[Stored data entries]
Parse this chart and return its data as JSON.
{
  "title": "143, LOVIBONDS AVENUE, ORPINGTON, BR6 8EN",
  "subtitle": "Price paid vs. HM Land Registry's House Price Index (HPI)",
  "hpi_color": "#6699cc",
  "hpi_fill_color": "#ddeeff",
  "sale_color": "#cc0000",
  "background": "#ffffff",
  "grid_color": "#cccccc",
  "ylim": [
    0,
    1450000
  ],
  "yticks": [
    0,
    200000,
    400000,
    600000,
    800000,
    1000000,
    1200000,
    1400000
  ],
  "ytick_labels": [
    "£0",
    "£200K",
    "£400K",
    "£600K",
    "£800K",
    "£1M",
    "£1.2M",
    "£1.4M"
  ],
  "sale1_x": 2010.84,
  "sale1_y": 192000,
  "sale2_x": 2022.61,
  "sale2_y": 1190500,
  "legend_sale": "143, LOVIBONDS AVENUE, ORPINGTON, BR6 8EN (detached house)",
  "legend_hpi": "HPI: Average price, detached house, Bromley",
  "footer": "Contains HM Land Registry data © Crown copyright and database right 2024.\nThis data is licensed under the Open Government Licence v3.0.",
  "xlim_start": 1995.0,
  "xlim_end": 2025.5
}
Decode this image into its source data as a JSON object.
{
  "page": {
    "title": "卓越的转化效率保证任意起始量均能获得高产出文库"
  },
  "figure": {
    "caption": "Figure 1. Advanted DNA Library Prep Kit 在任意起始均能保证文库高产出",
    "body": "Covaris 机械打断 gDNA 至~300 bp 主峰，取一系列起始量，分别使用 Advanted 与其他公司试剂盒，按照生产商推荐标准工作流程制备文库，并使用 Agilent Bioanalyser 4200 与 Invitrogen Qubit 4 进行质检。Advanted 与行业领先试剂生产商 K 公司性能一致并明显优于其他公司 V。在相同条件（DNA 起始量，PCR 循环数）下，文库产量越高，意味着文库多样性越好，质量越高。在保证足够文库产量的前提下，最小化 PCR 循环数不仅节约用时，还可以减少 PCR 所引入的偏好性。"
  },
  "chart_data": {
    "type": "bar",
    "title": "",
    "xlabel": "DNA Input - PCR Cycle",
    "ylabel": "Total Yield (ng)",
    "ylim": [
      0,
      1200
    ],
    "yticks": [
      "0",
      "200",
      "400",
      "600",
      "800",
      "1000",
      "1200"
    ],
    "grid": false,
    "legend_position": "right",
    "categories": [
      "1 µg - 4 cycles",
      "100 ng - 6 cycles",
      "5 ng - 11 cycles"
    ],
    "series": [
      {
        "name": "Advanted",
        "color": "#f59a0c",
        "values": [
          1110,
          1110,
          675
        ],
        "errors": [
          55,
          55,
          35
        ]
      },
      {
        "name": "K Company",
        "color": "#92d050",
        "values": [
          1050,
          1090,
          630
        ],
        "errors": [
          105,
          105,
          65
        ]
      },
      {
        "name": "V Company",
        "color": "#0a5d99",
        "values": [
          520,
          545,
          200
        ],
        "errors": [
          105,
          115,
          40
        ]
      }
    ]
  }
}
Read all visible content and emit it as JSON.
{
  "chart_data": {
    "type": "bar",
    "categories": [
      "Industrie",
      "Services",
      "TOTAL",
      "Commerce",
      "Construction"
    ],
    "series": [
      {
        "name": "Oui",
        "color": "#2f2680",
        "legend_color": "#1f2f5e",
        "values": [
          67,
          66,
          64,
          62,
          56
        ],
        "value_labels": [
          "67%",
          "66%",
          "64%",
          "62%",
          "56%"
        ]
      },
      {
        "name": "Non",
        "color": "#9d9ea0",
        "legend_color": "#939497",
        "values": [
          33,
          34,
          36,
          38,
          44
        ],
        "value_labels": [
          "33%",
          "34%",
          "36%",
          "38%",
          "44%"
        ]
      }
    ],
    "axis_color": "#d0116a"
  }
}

▶ **Job**
Quote all of the entries verbatim.

▶ **Exercise response**
Parse this chart and return its data as JSON.
{
  "title": "143, LOVIBONDS AVENUE, ORPINGTON, BR6 8EN",
  "subtitle": "Price paid vs. HM Land Registry's House Price Index (HPI)",
  "hpi_color": "#6699cc",
  "hpi_fill_color": "#ddeeff",
  "sale_color": "#cc0000",
  "background": "#ffffff",
  "grid_color": "#cccccc",
  "ylim": [
    0,
    1450000
  ],
  "yticks": [
    0,
    200000,
    400000,
    600000,
    800000,
    1000000,
    1200000,
    1400000
  ],
  "ytick_labels": [
    "£0",
    "£200K",
    "£400K",
    "£600K",
    "£800K",
    "£1M",
    "£1.2M",
    "£1.4M"
  ],
  "sale1_x": 2010.84,
  "sale1_y": 192000,
  "sale2_x": 2022.61,
  "sale2_y": 1190500,
  "legend_sale": "143, LOVIBONDS AVENUE, ORPINGTON, BR6 8EN (detached house)",
  "legend_hpi": "HPI: Average price, detached house, Bromley",
  "footer": "Contains HM Land Registry data © Crown copyright and database right 2024.\nThis data is licensed under the Open Government Licence v3.0.",
  "xlim_start": 1995.0,
  "xlim_end": 2025.5
}
Decode this image into its source data as a JSON object.
{
  "page": {
    "title": "卓越的转化效率保证任意起始量均能获得高产出文库"
  },
  "figure": {
    "caption": "Figure 1. Advanted DNA Library Prep Kit 在任意起始均能保证文库高产出",
    "body": "Covaris 机械打断 gDNA 至~300 bp 主峰，取一系列起始量，分别使用 Advanted 与其他公司试剂盒，按照生产商推荐标准工作流程制备文库，并使用 Agilent Bioanalyser 4200 与 Invitrogen Qubit 4 进行质检。Advanted 与行业领先试剂生产商 K 公司性能一致并明显优于其他公司 V。在相同条件（DNA 起始量，PCR 循环数）下，文库产量越高，意味着文库多样性越好，质量越高。在保证足够文库产量的前提下，最小化 PCR 循环数不仅节约用时，还可以减少 PCR 所引入的偏好性。"
  },
  "chart_data": {
    "type": "bar",
    "title": "",
    "xlabel": "DNA Input - PCR Cycle",
    "ylabel": "Total Yield (ng)",
    "ylim": [
      0,
      1200
    ],
    "yticks": [
      "0",
      "200",
      "400",
      "600",
      "800",
      "1000",
      "1200"
    ],
    "grid": false,
    "legend_position": "right",
    "categories": [
      "1 µg - 4 cycles",
      "100 ng - 6 cycles",
      "5 ng - 11 cycles"
    ],
    "series": [
      {
        "name": "Advanted",
        "color": "#f59a0c",
        "values": [
          1110,
          1110,
          675
        ],
        "errors": [
          55,
          55,
          35
        ]
      },
      {
        "name": "K Company",
        "color": "#92d050",
        "values": [
          1050,
          1090,
          630
        ],
        "errors": [
          105,
          105,
          65
        ]
      },
      {
        "name": "V Company",
        "color": "#0a5d99",
        "values": [
          520,
          545,
          200
        ],
        "errors": [
          105,
          115,
          40
        ]
      }
    ]
  }
}
Read all visible content and emit it as JSON.
{
  "chart_data": {
    "type": "bar",
    "categories": [
      "Industrie",
      "Services",
      "TOTAL",
      "Commerce",
      "Construction"
    ],
    "series": [
      {
        "name": "Oui",
        "color": "#2f2680",
        "legend_color": "#1f2f5e",
        "values": [
          67,
          66,
          64,
          62,
          56
        ],
        "value_labels": [
          "67%",
          "66%",
          "64%",
          "62%",
          "56%"
        ]
      },
      {
        "name": "Non",
        "color": "#9d9ea0",
        "legend_color": "#939497",
        "values": [
          33,
          34,
          36,
          38,
          44
        ],
        "value_labels": [
          "33%",
          "34%",
          "36%",
          "38%",
          "44%"
        ]
      }
    ],
    "axis_color": "#d0116a"
  }
}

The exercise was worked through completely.